**WRITTEN TASK:**
Each entry needs to be restated exactly as written.

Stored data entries
● ● ●

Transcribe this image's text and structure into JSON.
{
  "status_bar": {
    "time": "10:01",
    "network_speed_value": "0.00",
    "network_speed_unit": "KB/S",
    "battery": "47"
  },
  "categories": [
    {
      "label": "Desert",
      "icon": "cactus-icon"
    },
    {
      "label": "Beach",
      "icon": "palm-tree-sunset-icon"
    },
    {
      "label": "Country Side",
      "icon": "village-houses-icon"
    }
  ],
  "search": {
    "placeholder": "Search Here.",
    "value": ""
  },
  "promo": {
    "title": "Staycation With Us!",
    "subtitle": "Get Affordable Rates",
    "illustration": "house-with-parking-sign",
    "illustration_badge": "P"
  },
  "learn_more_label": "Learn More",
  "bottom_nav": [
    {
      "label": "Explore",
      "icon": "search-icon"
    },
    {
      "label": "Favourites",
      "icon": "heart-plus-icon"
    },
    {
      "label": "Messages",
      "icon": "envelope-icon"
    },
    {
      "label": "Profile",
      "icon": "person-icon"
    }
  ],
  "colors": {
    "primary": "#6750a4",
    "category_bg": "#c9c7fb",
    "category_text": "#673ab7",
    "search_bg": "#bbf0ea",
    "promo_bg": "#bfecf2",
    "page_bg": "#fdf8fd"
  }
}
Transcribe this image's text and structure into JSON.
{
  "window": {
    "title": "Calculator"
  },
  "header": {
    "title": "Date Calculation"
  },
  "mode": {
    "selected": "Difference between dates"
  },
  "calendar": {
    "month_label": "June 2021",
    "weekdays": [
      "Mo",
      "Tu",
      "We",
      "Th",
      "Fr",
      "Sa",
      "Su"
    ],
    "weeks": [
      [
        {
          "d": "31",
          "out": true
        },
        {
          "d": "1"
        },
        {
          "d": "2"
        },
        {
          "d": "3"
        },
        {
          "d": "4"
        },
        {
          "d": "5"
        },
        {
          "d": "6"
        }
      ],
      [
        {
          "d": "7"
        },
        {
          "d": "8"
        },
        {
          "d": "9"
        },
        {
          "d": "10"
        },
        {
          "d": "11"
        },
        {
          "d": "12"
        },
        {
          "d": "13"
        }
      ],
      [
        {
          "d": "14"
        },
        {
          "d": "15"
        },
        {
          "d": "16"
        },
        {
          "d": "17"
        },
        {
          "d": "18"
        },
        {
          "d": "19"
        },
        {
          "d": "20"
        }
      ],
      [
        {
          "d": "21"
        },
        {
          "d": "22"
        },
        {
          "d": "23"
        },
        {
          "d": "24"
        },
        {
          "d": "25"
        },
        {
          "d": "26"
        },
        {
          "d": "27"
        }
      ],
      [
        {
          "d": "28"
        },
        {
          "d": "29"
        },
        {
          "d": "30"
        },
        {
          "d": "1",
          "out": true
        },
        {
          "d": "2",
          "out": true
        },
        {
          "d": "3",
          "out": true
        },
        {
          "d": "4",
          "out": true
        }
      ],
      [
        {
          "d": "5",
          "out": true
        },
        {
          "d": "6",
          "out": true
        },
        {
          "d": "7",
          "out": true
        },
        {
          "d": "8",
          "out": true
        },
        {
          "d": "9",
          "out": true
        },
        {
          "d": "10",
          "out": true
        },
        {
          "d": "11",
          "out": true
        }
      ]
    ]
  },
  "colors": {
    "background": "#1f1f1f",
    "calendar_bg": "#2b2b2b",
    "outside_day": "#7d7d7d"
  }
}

● ● ●

**OUTPUT OF THE EXERCISE:**
Transcribe this image's text and structure into JSON.
{
  "status_bar": {
    "time": "10:01",
    "network_speed_value": "0.00",
    "network_speed_unit": "KB/S",
    "battery": "47"
  },
  "categories": [
    {
      "label": "Desert",
      "icon": "cactus-icon"
    },
    {
      "label": "Beach",
      "icon": "palm-tree-sunset-icon"
    },
    {
      "label": "Country Side",
      "icon": "village-houses-icon"
    }
  ],
  "search": {
    "placeholder": "Search Here.",
    "value": ""
  },
  "promo": {
    "title": "Staycation With Us!",
    "subtitle": "Get Affordable Rates",
    "illustration": "house-with-parking-sign",
    "illustration_badge": "P"
  },
  "learn_more_label": "Learn More",
  "bottom_nav": [
    {
      "label": "Explore",
      "icon": "search-icon"
    },
    {
      "label": "Favourites",
      "icon": "heart-plus-icon"
    },
    {
      "label": "Messages",
      "icon": "envelope-icon"
    },
    {
      "label": "Profile",
      "icon": "person-icon"
    }
  ],
  "colors": {
    "primary": "#6750a4",
    "category_bg": "#c9c7fb",
    "category_text": "#673ab7",
    "search_bg": "#bbf0ea",
    "promo_bg": "#bfecf2",
    "page_bg": "#fdf8fd"
  }
}
Transcribe this image's text and structure into JSON.
{
  "window": {
    "title": "Calculator"
  },
  "header": {
    "title": "Date Calculation"
  },
  "mode": {
    "selected": "Difference between dates"
  },
  "calendar": {
    "month_label": "June 2021",
    "weekdays": [
      "Mo",
      "Tu",
      "We",
      "Th",
      "Fr",
      "Sa",
      "Su"
    ],
    "weeks": [
      [
        {
          "d": "31",
          "out": true
        },
        {
          "d": "1"
        },
        {
          "d": "2"
        },
        {
          "d": "3"
        },
        {
          "d": "4"
        },
        {
          "d": "5"
        },
        {
          "d": "6"
        }
      ],
      [
        {
          "d": "7"
        },
        {
          "d": "8"
        },
        {
          "d": "9"
        },
        {
          "d": "10"
        },
        {
          "d": "11"
        },
        {
          "d": "12"
        },
        {
          "d": "13"
        }
      ],
      [
        {
          "d": "14"
        },
        {
          "d": "15"
        },
        {
          "d": "16"
        },
        {
          "d": "17"
        },
        {
          "d": "18"
        },
        {
          "d": "19"
        },
        {
          "d": "20"
        }
      ],
      [
        {
          "d": "21"
        },
        {
          "d": "22"
        },
        {
          "d": "23"
        },
        {
          "d": "24"
        },
        {
          "d": "25"
        },
        {
          "d": "26"
        },
        {
          "d": "27"
        }
      ],
      [
        {
          "d": "28"
        },
        {
          "d": "29"
        },
        {
          "d": "30"
        },
        {
          "d": "1",
          "out": true
        },
        {
          "d": "2",
          "out": true
        },
        {
          "d": "3",
          "out": true
        },
        {
          "d": "4",
          "out": true
        }
      ],
      [
        {
          "d": "5",
          "out": true
        },
        {
          "d": "6",
          "out": true
        },
        {
          "d": "7",
          "out": true
        },
        {
          "d": "8",
          "out": true
        },
        {
          "d": "9",
          "out": true
        },
        {
          "d": "10",
          "out": true
        },
        {
          "d": "11",
          "out": true
        }
      ]
    ]
  },
  "colors": {
    "background": "#1f1f1f",
    "calendar_bg": "#2b2b2b",
    "outside_day": "#7d7d7d"
  }
}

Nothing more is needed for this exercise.